Instruction = Repeat every entry word for word, skipping the pictures.

## START

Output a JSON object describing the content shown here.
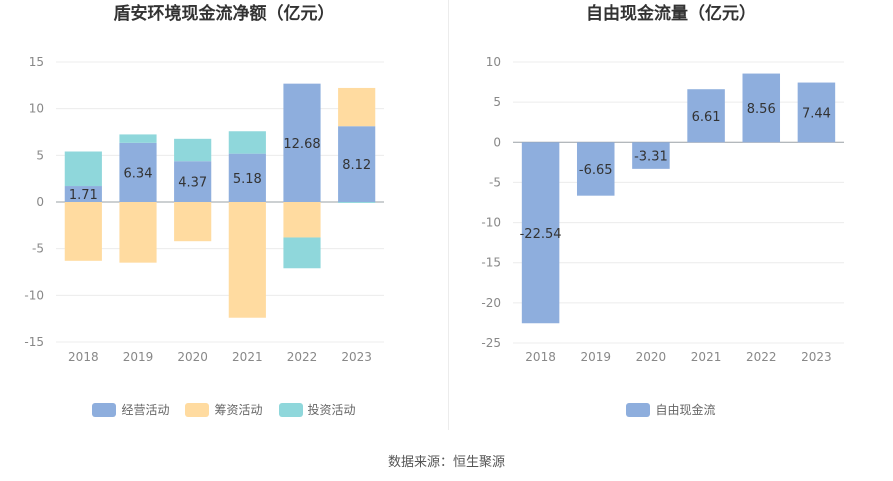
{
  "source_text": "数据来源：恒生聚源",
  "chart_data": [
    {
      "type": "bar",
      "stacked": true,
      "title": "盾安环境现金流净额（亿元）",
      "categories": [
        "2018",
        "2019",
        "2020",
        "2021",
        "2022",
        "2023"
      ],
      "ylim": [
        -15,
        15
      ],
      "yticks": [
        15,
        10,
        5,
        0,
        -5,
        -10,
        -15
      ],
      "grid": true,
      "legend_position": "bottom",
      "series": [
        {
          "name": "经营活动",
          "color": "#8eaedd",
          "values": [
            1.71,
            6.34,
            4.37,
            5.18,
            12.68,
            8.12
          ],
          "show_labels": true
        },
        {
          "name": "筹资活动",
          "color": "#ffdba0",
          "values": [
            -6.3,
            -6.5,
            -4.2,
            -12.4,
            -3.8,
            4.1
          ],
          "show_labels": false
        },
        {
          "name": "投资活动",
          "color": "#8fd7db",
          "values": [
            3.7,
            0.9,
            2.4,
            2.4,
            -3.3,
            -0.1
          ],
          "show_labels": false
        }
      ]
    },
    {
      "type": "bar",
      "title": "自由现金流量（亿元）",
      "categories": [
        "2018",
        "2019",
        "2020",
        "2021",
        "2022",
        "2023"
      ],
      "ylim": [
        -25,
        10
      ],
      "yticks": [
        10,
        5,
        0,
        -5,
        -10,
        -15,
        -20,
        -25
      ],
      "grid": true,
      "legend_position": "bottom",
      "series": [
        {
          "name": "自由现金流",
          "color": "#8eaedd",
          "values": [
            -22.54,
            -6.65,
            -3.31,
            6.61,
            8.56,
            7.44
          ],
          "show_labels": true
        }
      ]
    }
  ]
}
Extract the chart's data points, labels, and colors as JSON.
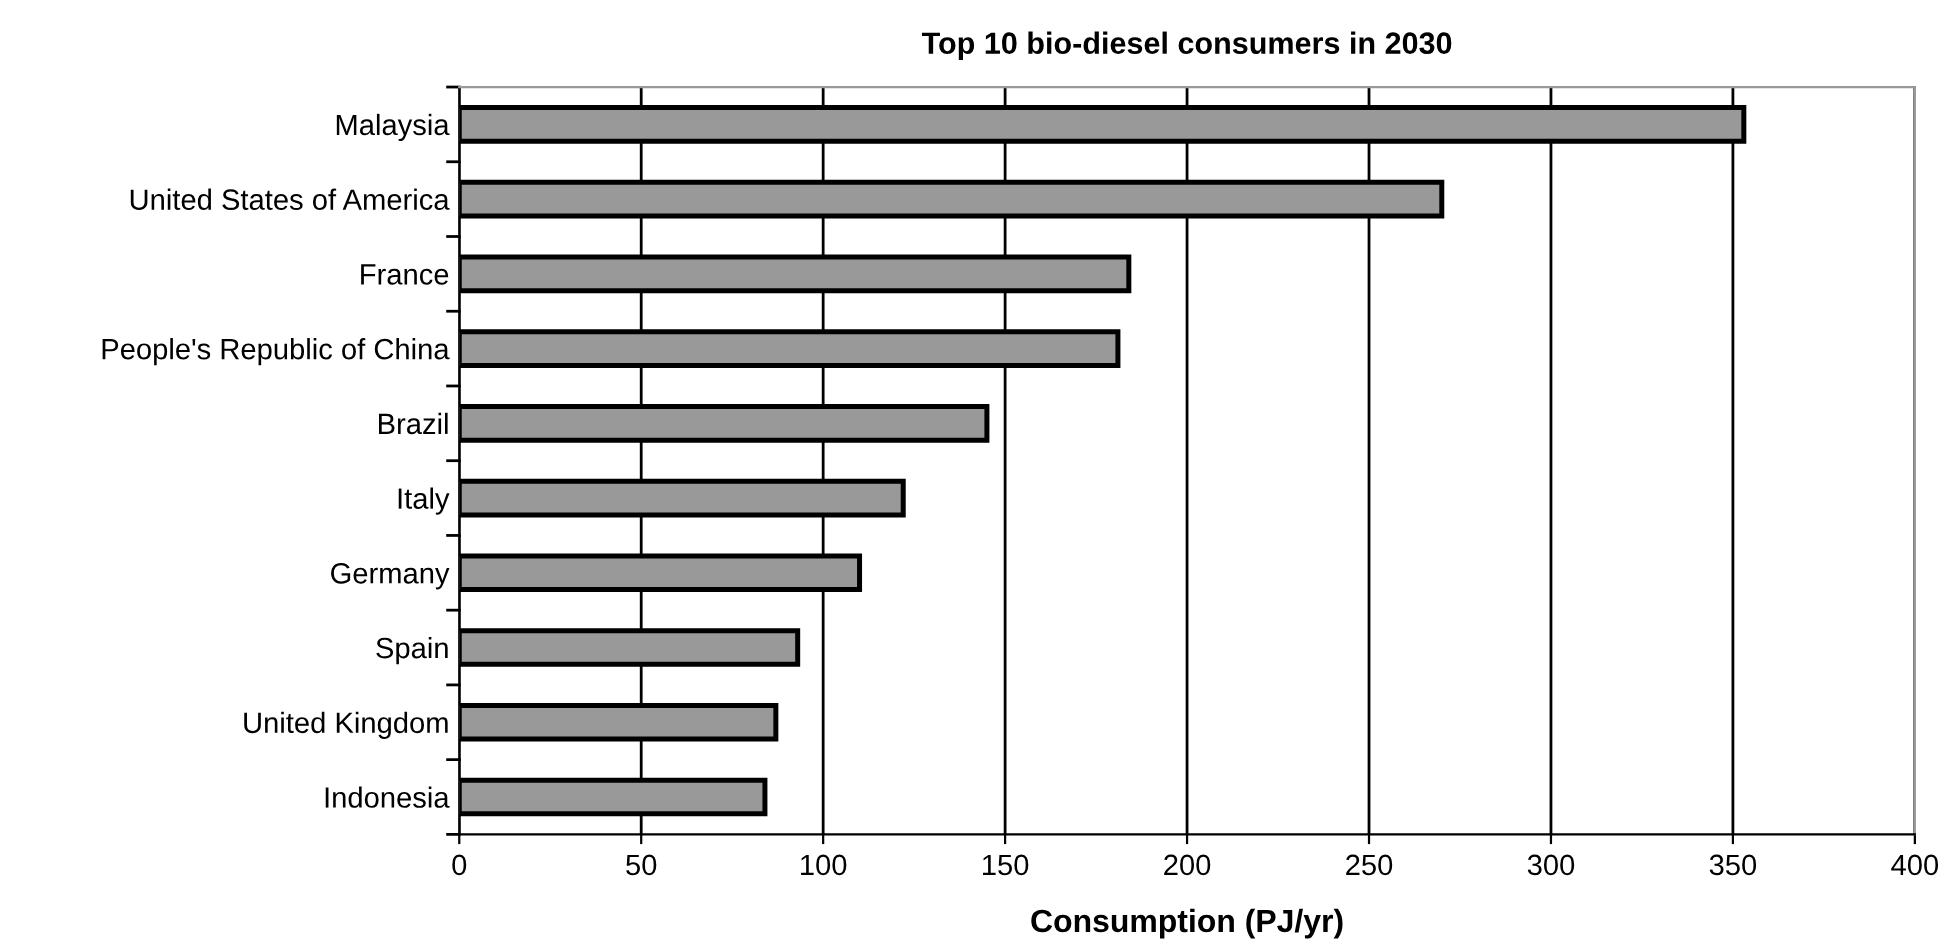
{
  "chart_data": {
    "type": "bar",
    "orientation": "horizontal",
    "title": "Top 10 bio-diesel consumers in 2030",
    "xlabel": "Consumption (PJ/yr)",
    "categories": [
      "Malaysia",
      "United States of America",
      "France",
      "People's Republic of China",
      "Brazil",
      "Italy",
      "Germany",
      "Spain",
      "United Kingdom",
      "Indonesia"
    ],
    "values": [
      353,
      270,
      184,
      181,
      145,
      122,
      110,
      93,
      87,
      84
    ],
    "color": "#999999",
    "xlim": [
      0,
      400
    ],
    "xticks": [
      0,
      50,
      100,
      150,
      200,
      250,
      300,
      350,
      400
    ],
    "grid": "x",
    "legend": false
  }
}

## END

Correct answer =
Output a JSON object describing the content shown here.
{
  "source_text": "数据来源：恒生聚源",
  "chart_data": [
    {
      "type": "bar",
      "stacked": true,
      "title": "盾安环境现金流净额（亿元）",
      "categories": [
        "2018",
        "2019",
        "2020",
        "2021",
        "2022",
        "2023"
      ],
      "ylim": [
        -15,
        15
      ],
      "yticks": [
        15,
        10,
        5,
        0,
        -5,
        -10,
        -15
      ],
      "grid": true,
      "legend_position": "bottom",
      "series": [
        {
          "name": "经营活动",
          "color": "#8eaedd",
          "values": [
            1.71,
            6.34,
            4.37,
            5.18,
            12.68,
            8.12
          ],
          "show_labels": true
        },
        {
          "name": "筹资活动",
          "color": "#ffdba0",
          "values": [
            -6.3,
            -6.5,
            -4.2,
            -12.4,
            -3.8,
            4.1
          ],
          "show_labels": false
        },
        {
          "name": "投资活动",
          "color": "#8fd7db",
          "values": [
            3.7,
            0.9,
            2.4,
            2.4,
            -3.3,
            -0.1
          ],
          "show_labels": false
        }
      ]
    },
    {
      "type": "bar",
      "title": "自由现金流量（亿元）",
      "categories": [
        "2018",
        "2019",
        "2020",
        "2021",
        "2022",
        "2023"
      ],
      "ylim": [
        -25,
        10
      ],
      "yticks": [
        10,
        5,
        0,
        -5,
        -10,
        -15,
        -20,
        -25
      ],
      "grid": true,
      "legend_position": "bottom",
      "series": [
        {
          "name": "自由现金流",
          "color": "#8eaedd",
          "values": [
            -22.54,
            -6.65,
            -3.31,
            6.61,
            8.56,
            7.44
          ],
          "show_labels": true
        }
      ]
    }
  ]
}
Extract the chart's data points, labels, and colors as JSON.
{
  "chart_data": {
    "type": "bar",
    "orientation": "horizontal",
    "title": "Top 10 bio-diesel consumers in 2030",
    "xlabel": "Consumption (PJ/yr)",
    "categories": [
      "Malaysia",
      "United States of America",
      "France",
      "People's Republic of China",
      "Brazil",
      "Italy",
      "Germany",
      "Spain",
      "United Kingdom",
      "Indonesia"
    ],
    "values": [
      353,
      270,
      184,
      181,
      145,
      122,
      110,
      93,
      87,
      84
    ],
    "color": "#999999",
    "xlim": [
      0,
      400
    ],
    "xticks": [
      0,
      50,
      100,
      150,
      200,
      250,
      300,
      350,
      400
    ],
    "grid": "x",
    "legend": false
  }
}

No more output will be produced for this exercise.